**Objective**
Restate each line of the listing exactly, without carrying over any pictures.
__________
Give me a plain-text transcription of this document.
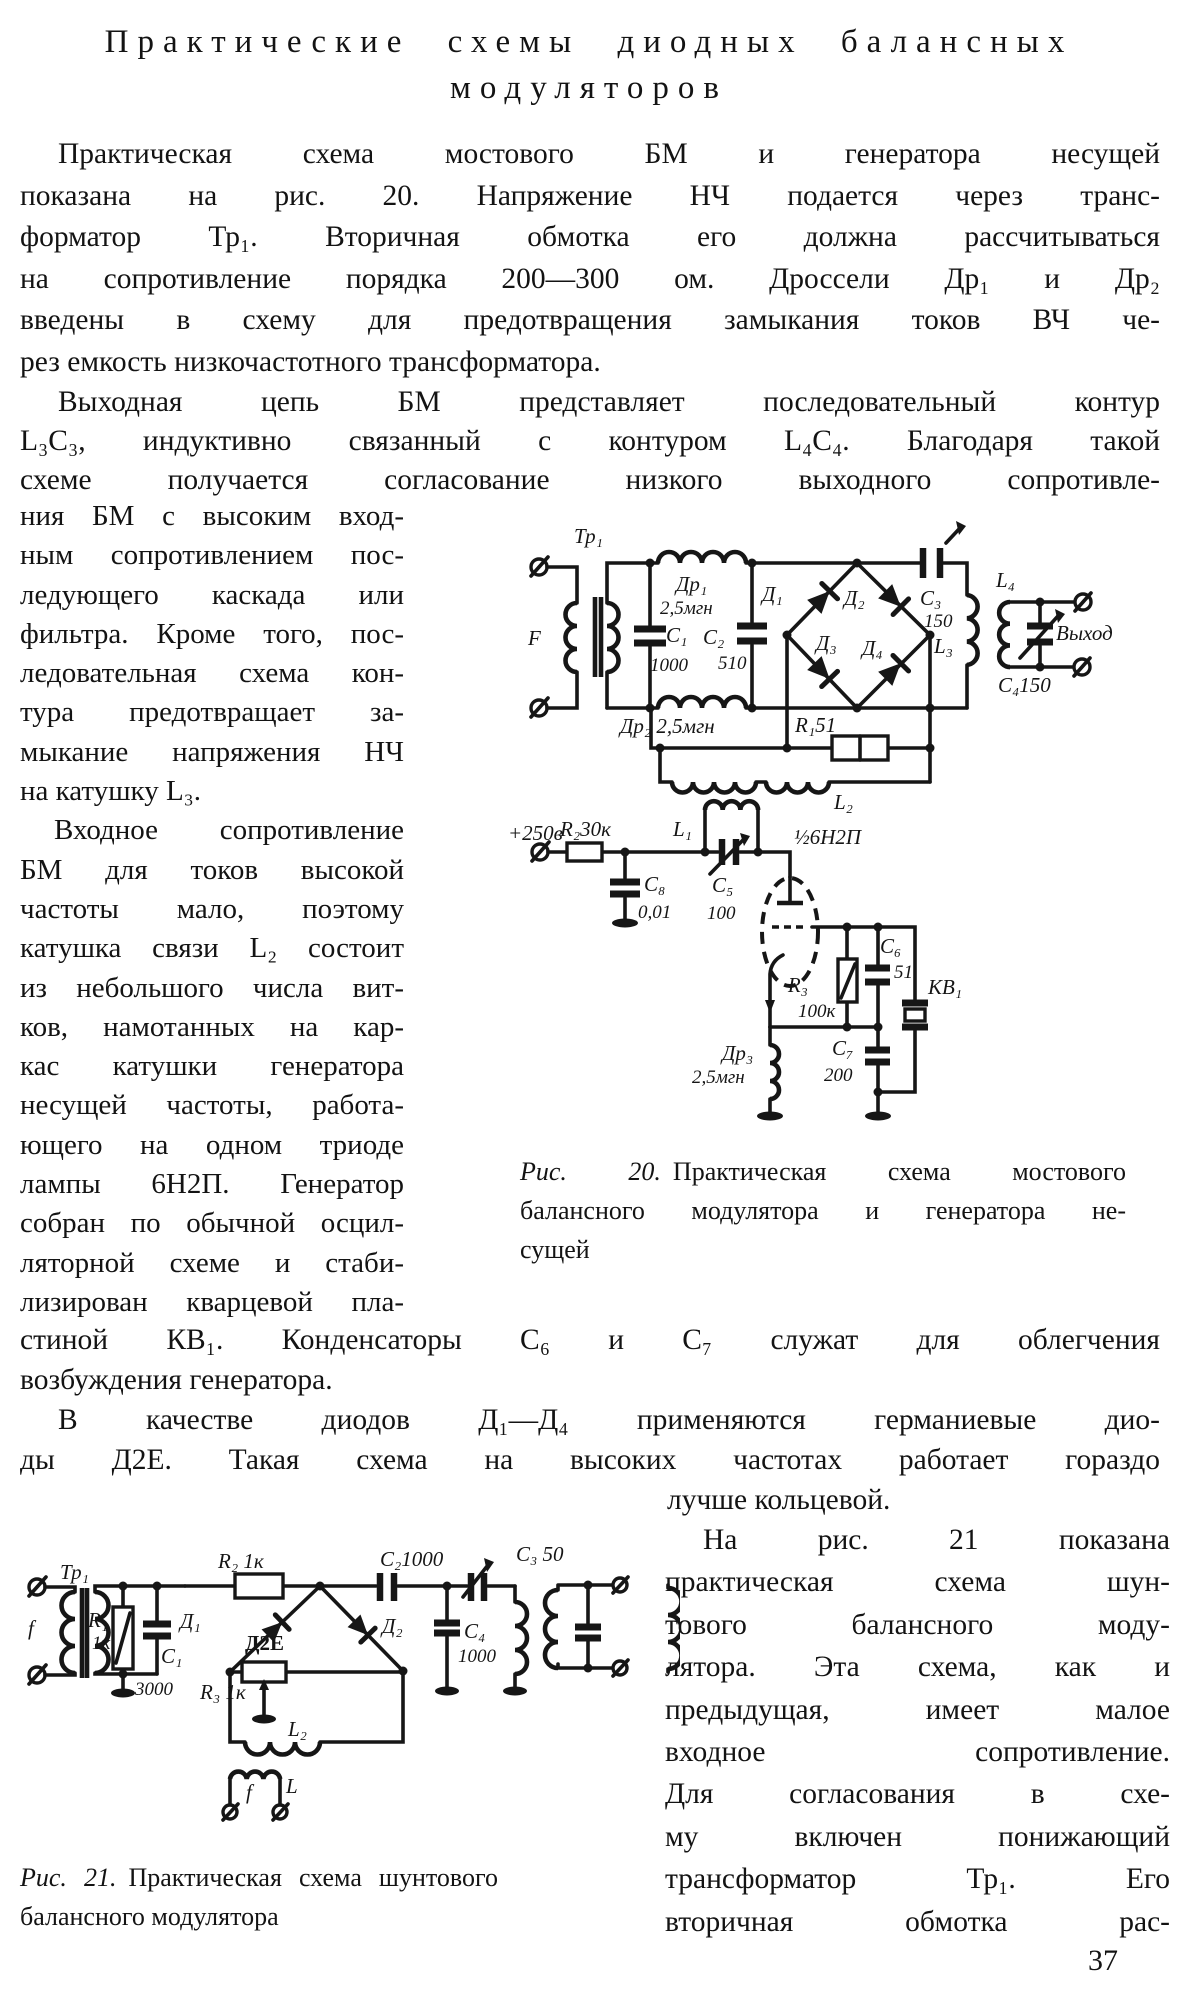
Практические схемы диодных балансных
модуляторов
Практическая схема мостового БМ и генератора несущей
показана на рис. 20. Напряжение НЧ подается через транс-
форматор Тр₁. Вторичная обмотка его должна рассчитываться
на сопротивление порядка 200—300 ом. Дроссели Др₁ и Др₂
введены в схему для предотвращения замыкания токов ВЧ че-
рез емкость низкочастотного трансформатора.
Выходная цепь БМ представляет последовательный контур
L₃C₃, индуктивно связанный с контуром L₄C₄. Благодаря такой
схеме получается согласование низкого выходного сопротивле-
ния БМ с высоким вход-
ным сопротивлением пос-
ледующего каскада или
фильтра. Кроме того, пос-
ледовательная схема кон-
тура предотвращает за-
мыкание напряжения НЧ
на катушку L₃.
Входное сопротивление
БМ для токов высокой
частоты мало, поэтому
катушка связи L₂ состоит
из небольшого числа вит-
ков, намотанных на кар-
кас катушки генератора
несущей частоты, работа-
ющего на одном триоде
лампы 6Н2П. Генератор
собран по обычной осцил-
ляторной схеме и стаби-
лизирован кварцевой пла-
стиной КВ₁. Конденсаторы С₆ и С₇ служат для облегчения
возбуждения генератора.
В качестве диодов Д₁—Д₄ применяются германиевые дио-
ды Д2Е. Такая схема на высоких частотах работает гораздо
лучше кольцевой.
На рис. 21 показана
практическая схема шун-
тового балансного моду-
лятора. Эта схема, как и
предыдущая, имеет малое
входное сопротивление.
Для согласования в схе-
му включен понижающий
трансформатор Тр₁. Его
вторичная обмотка рас-
Тр₁
F
Др₁
2,5мгн
С₁ С₂
1000 510
Д₁	Д₂
Д₃ Д₄
С₃
150
L₃
L₄
Выход
С₄150
Др₂ 2,5мгн	R₁51
L₂
+250в
R₂30к
С₈
0,01
L₁
С₅
100
½6Н2П
R₃
100к
С₆
51
КВ₁
Др₃
2,5мгн
С₇
200
Рис. 20. Практическая схема мостового
балансного модулятора и генератора не-
сущей
Тр₁
f	R₁
1к
С₁
3000
R₂ 1к
Д₁	Д₂
Д2Е
С₂1000	С₃ 50
С₄
1000
R₃ 1к
L₂
f L
Рис. 21. Практическая схема шунтового
балансного модулятора
37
__________
**Expected answer**
Give me a plain-text transcription of this document.
Практические схемы диодных балансных
модуляторов
Практическая схема мостового БМ и генератора несущей
показана на рис. 20. Напряжение НЧ подается через транс-
форматор Тр₁. Вторичная обмотка его должна рассчитываться
на сопротивление порядка 200—300 ом. Дроссели Др₁ и Др₂
введены в схему для предотвращения замыкания токов ВЧ че-
рез емкость низкочастотного трансформатора.
Выходная цепь БМ представляет последовательный контур
L₃C₃, индуктивно связанный с контуром L₄C₄. Благодаря такой
схеме получается согласование низкого выходного сопротивле-
ния БМ с высоким вход-
ным сопротивлением пос-
ледующего каскада или
фильтра. Кроме того, пос-
ледовательная схема кон-
тура предотвращает за-
мыкание напряжения НЧ
на катушку L₃.
Входное сопротивление
БМ для токов высокой
частоты мало, поэтому
катушка связи L₂ состоит
из небольшого числа вит-
ков, намотанных на кар-
кас катушки генератора
несущей частоты, работа-
ющего на одном триоде
лампы 6Н2П. Генератор
собран по обычной осцил-
ляторной схеме и стаби-
лизирован кварцевой пла-
стиной КВ₁. Конденсаторы С₆ и С₇ служат для облегчения
возбуждения генератора.
В качестве диодов Д₁—Д₄ применяются германиевые дио-
ды Д2Е. Такая схема на высоких частотах работает гораздо
лучше кольцевой.
На рис. 21 показана
практическая схема шун-
тового балансного моду-
лятора. Эта схема, как и
предыдущая, имеет малое
входное сопротивление.
Для согласования в схе-
му включен понижающий
трансформатор Тр₁. Его
вторичная обмотка рас-
Тр₁
F
Др₁
2,5мгн
С₁ С₂
1000 510
Д₁	Д₂
Д₃ Д₄
С₃
150
L₃
L₄
Выход
С₄150
Др₂ 2,5мгн	R₁51
L₂
+250в
R₂30к
С₈
0,01
L₁
С₅
100
½6Н2П
R₃
100к
С₆
51
КВ₁
Др₃
2,5мгн
С₇
200
Рис. 20. Практическая схема мостового
балансного модулятора и генератора не-
сущей
Тр₁
f	R₁
1к
С₁
3000
R₂ 1к
Д₁	Д₂
Д2Е
С₂1000	С₃ 50
С₄
1000
R₃ 1к
L₂
f L
Рис. 21. Практическая схема шунтового
балансного модулятора
37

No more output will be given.